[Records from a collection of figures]
────────

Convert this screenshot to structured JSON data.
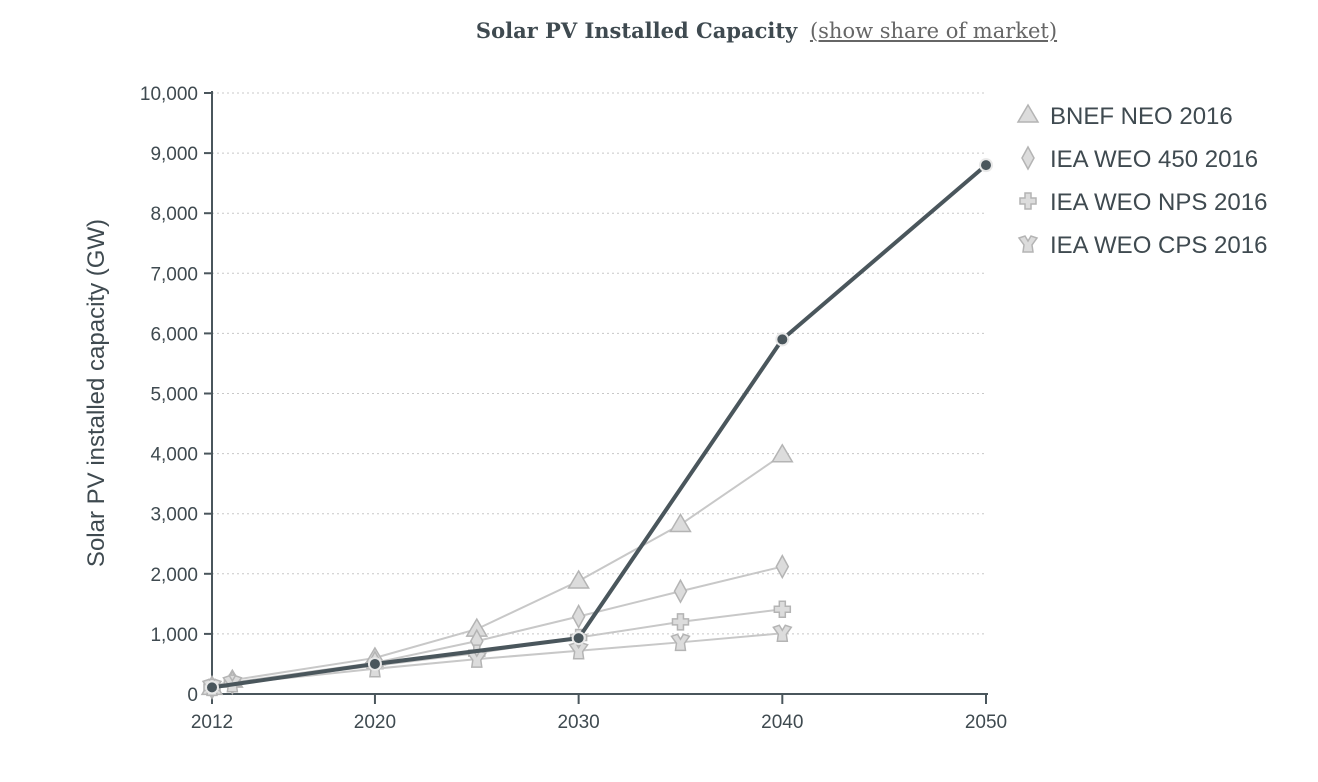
{
  "header": {
    "title": "Solar PV Installed Capacity",
    "toggle_link": "(show share of market)"
  },
  "colors": {
    "main_series": "#4a565c",
    "projection_series": "#c8c8c8",
    "marker_fill": "#dcdcdc",
    "marker_stroke": "#b4b4b4",
    "axis": "#4a565c",
    "grid": "#c8c8c8",
    "text": "#3f4a50"
  },
  "chart_data": {
    "type": "line",
    "title": "Solar PV Installed Capacity",
    "ylabel": "Solar PV installed capacity (GW)",
    "xlabel": "",
    "xlim": [
      2012,
      2050
    ],
    "ylim": [
      0,
      10000
    ],
    "x_ticks": [
      2012,
      2020,
      2030,
      2040,
      2050
    ],
    "y_ticks": [
      0,
      1000,
      2000,
      3000,
      4000,
      5000,
      6000,
      7000,
      8000,
      9000,
      10000
    ],
    "y_tick_labels": [
      "0",
      "1,000",
      "2,000",
      "3,000",
      "4,000",
      "5,000",
      "6,000",
      "7,000",
      "8,000",
      "9,000",
      "10,000"
    ],
    "grid": "horizontal dotted",
    "legend_position": "top-right",
    "main_series": {
      "x": [
        2012,
        2020,
        2030,
        2040,
        2050
      ],
      "y": [
        110,
        500,
        930,
        5900,
        8800
      ]
    },
    "series": [
      {
        "name": "BNEF NEO 2016",
        "marker": "triangle",
        "x": [
          2012,
          2013,
          2020,
          2025,
          2030,
          2035,
          2040
        ],
        "y": [
          110,
          230,
          600,
          1080,
          1880,
          2820,
          3980
        ]
      },
      {
        "name": "IEA WEO 450 2016",
        "marker": "diamond",
        "x": [
          2012,
          2013,
          2020,
          2025,
          2030,
          2035,
          2040
        ],
        "y": [
          110,
          190,
          520,
          880,
          1290,
          1710,
          2120
        ]
      },
      {
        "name": "IEA WEO NPS 2016",
        "marker": "plus",
        "x": [
          2012,
          2013,
          2020,
          2025,
          2030,
          2035,
          2040
        ],
        "y": [
          110,
          180,
          470,
          680,
          940,
          1200,
          1410
        ]
      },
      {
        "name": "IEA WEO CPS 2016",
        "marker": "cps",
        "x": [
          2012,
          2013,
          2020,
          2025,
          2030,
          2035,
          2040
        ],
        "y": [
          110,
          170,
          420,
          580,
          720,
          860,
          1010
        ]
      }
    ]
  }
}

────────

Goal of the exercise: Give the entries again without a single change, but with no pictures.

Task answer:
Convert this screenshot to structured JSON data.
{
  "header": {
    "title": "Solar PV Installed Capacity",
    "toggle_link": "(show share of market)"
  },
  "colors": {
    "main_series": "#4a565c",
    "projection_series": "#c8c8c8",
    "marker_fill": "#dcdcdc",
    "marker_stroke": "#b4b4b4",
    "axis": "#4a565c",
    "grid": "#c8c8c8",
    "text": "#3f4a50"
  },
  "chart_data": {
    "type": "line",
    "title": "Solar PV Installed Capacity",
    "ylabel": "Solar PV installed capacity (GW)",
    "xlabel": "",
    "xlim": [
      2012,
      2050
    ],
    "ylim": [
      0,
      10000
    ],
    "x_ticks": [
      2012,
      2020,
      2030,
      2040,
      2050
    ],
    "y_ticks": [
      0,
      1000,
      2000,
      3000,
      4000,
      5000,
      6000,
      7000,
      8000,
      9000,
      10000
    ],
    "y_tick_labels": [
      "0",
      "1,000",
      "2,000",
      "3,000",
      "4,000",
      "5,000",
      "6,000",
      "7,000",
      "8,000",
      "9,000",
      "10,000"
    ],
    "grid": "horizontal dotted",
    "legend_position": "top-right",
    "main_series": {
      "x": [
        2012,
        2020,
        2030,
        2040,
        2050
      ],
      "y": [
        110,
        500,
        930,
        5900,
        8800
      ]
    },
    "series": [
      {
        "name": "BNEF NEO 2016",
        "marker": "triangle",
        "x": [
          2012,
          2013,
          2020,
          2025,
          2030,
          2035,
          2040
        ],
        "y": [
          110,
          230,
          600,
          1080,
          1880,
          2820,
          3980
        ]
      },
      {
        "name": "IEA WEO 450 2016",
        "marker": "diamond",
        "x": [
          2012,
          2013,
          2020,
          2025,
          2030,
          2035,
          2040
        ],
        "y": [
          110,
          190,
          520,
          880,
          1290,
          1710,
          2120
        ]
      },
      {
        "name": "IEA WEO NPS 2016",
        "marker": "plus",
        "x": [
          2012,
          2013,
          2020,
          2025,
          2030,
          2035,
          2040
        ],
        "y": [
          110,
          180,
          470,
          680,
          940,
          1200,
          1410
        ]
      },
      {
        "name": "IEA WEO CPS 2016",
        "marker": "cps",
        "x": [
          2012,
          2013,
          2020,
          2025,
          2030,
          2035,
          2040
        ],
        "y": [
          110,
          170,
          420,
          580,
          720,
          860,
          1010
        ]
      }
    ]
  }
}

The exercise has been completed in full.